* [Given task]: From the entries below, gather every line containing the string "quality".

* [Listed records]:

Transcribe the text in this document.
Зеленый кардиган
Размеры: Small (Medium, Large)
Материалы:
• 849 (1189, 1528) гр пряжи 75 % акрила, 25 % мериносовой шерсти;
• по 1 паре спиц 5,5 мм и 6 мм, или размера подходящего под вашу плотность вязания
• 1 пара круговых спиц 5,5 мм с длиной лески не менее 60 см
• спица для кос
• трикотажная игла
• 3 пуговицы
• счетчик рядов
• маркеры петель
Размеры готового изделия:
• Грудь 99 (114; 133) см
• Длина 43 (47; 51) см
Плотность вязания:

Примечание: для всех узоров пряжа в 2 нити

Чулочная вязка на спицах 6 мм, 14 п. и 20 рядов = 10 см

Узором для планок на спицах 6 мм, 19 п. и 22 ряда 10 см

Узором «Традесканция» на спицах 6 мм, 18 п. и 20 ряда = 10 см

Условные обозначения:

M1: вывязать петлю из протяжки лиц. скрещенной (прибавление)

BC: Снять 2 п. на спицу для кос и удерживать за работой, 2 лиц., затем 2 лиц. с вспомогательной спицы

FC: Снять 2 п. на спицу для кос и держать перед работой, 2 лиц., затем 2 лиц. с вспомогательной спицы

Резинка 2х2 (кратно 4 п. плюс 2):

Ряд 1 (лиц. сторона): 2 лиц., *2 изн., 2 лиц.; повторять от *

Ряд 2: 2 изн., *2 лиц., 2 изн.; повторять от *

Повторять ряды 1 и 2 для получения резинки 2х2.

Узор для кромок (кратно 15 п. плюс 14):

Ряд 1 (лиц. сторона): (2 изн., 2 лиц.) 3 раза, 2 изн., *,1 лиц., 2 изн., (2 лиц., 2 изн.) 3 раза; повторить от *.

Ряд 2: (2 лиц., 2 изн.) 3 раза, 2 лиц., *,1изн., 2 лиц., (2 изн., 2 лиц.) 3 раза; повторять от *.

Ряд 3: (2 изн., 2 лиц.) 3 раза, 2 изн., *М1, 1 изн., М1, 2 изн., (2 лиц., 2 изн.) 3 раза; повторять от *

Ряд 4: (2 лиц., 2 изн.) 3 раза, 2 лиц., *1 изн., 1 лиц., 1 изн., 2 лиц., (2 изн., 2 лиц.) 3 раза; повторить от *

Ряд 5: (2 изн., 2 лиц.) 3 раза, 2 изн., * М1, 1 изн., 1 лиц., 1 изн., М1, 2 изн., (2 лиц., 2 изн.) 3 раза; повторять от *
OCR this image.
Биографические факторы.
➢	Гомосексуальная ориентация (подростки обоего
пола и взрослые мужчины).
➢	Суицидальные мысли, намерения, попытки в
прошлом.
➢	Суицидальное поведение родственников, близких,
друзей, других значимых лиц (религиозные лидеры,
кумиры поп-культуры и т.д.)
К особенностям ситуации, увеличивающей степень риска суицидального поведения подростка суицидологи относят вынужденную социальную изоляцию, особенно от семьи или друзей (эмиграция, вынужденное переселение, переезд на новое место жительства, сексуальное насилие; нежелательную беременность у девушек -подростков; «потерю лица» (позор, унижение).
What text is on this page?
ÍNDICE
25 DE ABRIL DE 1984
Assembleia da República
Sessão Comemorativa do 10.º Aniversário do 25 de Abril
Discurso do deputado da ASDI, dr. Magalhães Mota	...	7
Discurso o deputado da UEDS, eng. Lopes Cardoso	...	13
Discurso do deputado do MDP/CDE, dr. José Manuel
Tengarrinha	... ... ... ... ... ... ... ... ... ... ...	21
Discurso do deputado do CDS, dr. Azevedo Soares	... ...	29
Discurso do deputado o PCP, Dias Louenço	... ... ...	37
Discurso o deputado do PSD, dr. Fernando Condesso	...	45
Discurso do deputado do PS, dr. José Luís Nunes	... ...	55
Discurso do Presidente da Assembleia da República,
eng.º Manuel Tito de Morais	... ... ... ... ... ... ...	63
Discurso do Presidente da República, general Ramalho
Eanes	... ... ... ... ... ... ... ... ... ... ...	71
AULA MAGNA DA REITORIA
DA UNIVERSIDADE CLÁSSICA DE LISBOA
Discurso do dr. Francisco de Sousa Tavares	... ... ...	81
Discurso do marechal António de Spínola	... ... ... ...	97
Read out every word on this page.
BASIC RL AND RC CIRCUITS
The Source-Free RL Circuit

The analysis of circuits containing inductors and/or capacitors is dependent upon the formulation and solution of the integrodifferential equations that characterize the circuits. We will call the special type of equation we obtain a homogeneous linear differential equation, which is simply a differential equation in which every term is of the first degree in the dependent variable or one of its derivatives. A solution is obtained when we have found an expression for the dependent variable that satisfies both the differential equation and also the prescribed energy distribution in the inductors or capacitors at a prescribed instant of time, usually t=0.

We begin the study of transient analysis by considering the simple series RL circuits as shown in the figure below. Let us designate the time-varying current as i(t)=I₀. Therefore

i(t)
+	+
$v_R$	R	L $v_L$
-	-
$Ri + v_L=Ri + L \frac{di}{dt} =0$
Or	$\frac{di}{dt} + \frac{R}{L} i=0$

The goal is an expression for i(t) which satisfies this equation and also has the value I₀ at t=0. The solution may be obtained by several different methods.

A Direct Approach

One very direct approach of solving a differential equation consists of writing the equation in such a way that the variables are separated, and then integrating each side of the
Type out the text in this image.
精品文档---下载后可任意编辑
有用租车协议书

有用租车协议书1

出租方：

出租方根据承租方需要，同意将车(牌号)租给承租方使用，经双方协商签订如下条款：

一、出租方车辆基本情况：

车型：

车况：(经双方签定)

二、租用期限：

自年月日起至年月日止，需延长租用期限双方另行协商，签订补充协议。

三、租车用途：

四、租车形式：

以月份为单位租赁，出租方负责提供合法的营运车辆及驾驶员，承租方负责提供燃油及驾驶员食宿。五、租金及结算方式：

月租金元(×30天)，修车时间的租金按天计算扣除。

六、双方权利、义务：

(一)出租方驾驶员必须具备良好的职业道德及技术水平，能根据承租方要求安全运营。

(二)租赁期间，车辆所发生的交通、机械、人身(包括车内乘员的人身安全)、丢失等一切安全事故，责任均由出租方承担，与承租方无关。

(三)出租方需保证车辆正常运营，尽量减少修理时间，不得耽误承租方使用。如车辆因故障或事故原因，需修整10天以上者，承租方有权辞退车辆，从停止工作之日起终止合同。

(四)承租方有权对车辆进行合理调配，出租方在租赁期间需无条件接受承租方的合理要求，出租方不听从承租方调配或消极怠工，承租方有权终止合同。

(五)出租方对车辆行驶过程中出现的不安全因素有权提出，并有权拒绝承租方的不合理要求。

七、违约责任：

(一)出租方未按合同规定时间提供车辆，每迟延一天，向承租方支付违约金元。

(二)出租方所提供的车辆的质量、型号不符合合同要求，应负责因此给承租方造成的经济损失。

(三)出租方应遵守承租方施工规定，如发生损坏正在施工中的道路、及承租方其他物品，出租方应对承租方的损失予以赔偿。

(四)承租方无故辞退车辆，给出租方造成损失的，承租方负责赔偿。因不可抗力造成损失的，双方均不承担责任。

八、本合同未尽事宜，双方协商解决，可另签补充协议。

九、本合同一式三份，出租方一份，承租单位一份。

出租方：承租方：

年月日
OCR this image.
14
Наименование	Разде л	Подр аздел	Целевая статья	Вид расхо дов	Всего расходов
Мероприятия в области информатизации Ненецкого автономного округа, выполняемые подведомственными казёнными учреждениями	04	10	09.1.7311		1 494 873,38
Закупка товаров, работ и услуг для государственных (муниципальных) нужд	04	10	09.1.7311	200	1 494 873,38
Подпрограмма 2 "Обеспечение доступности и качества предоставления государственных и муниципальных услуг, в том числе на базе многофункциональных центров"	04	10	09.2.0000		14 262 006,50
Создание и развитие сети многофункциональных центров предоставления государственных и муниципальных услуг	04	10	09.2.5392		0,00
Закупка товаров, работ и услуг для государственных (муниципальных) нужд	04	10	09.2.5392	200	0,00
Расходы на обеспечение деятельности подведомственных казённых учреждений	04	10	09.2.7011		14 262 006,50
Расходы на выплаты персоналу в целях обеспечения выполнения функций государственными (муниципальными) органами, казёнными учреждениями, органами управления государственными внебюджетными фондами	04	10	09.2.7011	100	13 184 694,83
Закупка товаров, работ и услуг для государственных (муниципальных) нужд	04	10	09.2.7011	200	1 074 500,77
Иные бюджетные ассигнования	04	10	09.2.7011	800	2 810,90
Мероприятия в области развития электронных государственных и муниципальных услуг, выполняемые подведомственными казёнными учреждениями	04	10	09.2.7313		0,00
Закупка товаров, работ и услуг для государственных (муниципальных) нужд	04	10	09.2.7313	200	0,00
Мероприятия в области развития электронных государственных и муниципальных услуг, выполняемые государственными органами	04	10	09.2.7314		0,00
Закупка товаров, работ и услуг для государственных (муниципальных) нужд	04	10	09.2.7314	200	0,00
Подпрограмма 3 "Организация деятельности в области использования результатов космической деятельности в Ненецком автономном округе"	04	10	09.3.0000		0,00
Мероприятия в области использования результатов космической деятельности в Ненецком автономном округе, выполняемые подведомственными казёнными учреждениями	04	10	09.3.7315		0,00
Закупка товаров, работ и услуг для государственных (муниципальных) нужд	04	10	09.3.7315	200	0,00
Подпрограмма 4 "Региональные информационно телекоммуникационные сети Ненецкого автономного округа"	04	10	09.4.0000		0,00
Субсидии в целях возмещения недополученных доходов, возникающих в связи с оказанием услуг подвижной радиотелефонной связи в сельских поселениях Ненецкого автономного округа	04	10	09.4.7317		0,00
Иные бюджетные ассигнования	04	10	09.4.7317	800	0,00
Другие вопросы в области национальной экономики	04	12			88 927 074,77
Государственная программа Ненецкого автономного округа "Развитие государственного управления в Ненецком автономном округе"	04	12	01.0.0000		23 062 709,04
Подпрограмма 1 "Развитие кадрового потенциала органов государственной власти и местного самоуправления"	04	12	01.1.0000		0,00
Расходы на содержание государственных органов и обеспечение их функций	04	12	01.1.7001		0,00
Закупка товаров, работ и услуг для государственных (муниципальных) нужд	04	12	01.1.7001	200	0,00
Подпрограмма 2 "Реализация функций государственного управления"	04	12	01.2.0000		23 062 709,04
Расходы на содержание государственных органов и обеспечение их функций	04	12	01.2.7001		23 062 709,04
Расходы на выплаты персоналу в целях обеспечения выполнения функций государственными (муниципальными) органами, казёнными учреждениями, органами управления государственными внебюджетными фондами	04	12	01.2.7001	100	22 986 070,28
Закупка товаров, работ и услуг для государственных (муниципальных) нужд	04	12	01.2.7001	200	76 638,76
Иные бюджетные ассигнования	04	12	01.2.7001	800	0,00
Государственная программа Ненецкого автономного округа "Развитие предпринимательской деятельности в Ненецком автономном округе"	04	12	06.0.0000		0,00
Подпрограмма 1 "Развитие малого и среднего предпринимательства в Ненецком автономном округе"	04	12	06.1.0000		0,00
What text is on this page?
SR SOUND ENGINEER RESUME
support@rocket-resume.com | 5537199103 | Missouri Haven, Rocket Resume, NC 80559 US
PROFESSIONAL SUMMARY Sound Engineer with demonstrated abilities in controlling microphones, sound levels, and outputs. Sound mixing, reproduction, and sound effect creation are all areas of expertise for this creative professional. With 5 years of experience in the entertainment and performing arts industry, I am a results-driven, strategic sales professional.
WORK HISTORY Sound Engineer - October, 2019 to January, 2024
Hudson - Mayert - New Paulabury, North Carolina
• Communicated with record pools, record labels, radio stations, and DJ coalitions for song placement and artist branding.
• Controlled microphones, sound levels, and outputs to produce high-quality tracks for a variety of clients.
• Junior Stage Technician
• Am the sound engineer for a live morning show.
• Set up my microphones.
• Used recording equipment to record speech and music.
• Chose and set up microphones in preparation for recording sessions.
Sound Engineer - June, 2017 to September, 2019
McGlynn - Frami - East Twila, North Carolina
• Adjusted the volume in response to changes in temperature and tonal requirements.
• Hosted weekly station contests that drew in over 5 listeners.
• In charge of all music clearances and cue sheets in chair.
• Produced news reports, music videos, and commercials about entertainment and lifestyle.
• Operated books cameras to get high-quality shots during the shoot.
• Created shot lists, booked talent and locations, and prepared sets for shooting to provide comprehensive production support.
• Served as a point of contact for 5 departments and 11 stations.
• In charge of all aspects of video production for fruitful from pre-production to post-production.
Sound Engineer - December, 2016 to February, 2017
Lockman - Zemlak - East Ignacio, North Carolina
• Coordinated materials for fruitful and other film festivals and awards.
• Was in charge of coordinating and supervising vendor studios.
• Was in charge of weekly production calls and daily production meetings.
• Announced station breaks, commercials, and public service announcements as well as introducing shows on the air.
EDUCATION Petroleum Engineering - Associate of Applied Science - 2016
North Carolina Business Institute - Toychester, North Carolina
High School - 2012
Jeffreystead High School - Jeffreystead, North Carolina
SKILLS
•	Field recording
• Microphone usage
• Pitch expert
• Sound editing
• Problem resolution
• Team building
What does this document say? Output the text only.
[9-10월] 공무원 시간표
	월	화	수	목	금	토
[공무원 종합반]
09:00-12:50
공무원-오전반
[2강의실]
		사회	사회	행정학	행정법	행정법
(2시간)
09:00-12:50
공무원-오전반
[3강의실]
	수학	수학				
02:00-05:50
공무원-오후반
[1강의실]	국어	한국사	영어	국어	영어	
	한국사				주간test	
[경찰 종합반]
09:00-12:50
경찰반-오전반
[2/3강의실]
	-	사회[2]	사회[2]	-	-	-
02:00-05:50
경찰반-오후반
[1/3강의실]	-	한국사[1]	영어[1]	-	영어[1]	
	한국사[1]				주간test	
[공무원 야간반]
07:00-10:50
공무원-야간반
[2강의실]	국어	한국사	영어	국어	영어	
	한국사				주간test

* [Result of the exercise]:
• Controlled microphones, sound levels, and outputs to produce high-quality tracks for a variety of clients.
• Operated books cameras to get high-quality shots during the shoot.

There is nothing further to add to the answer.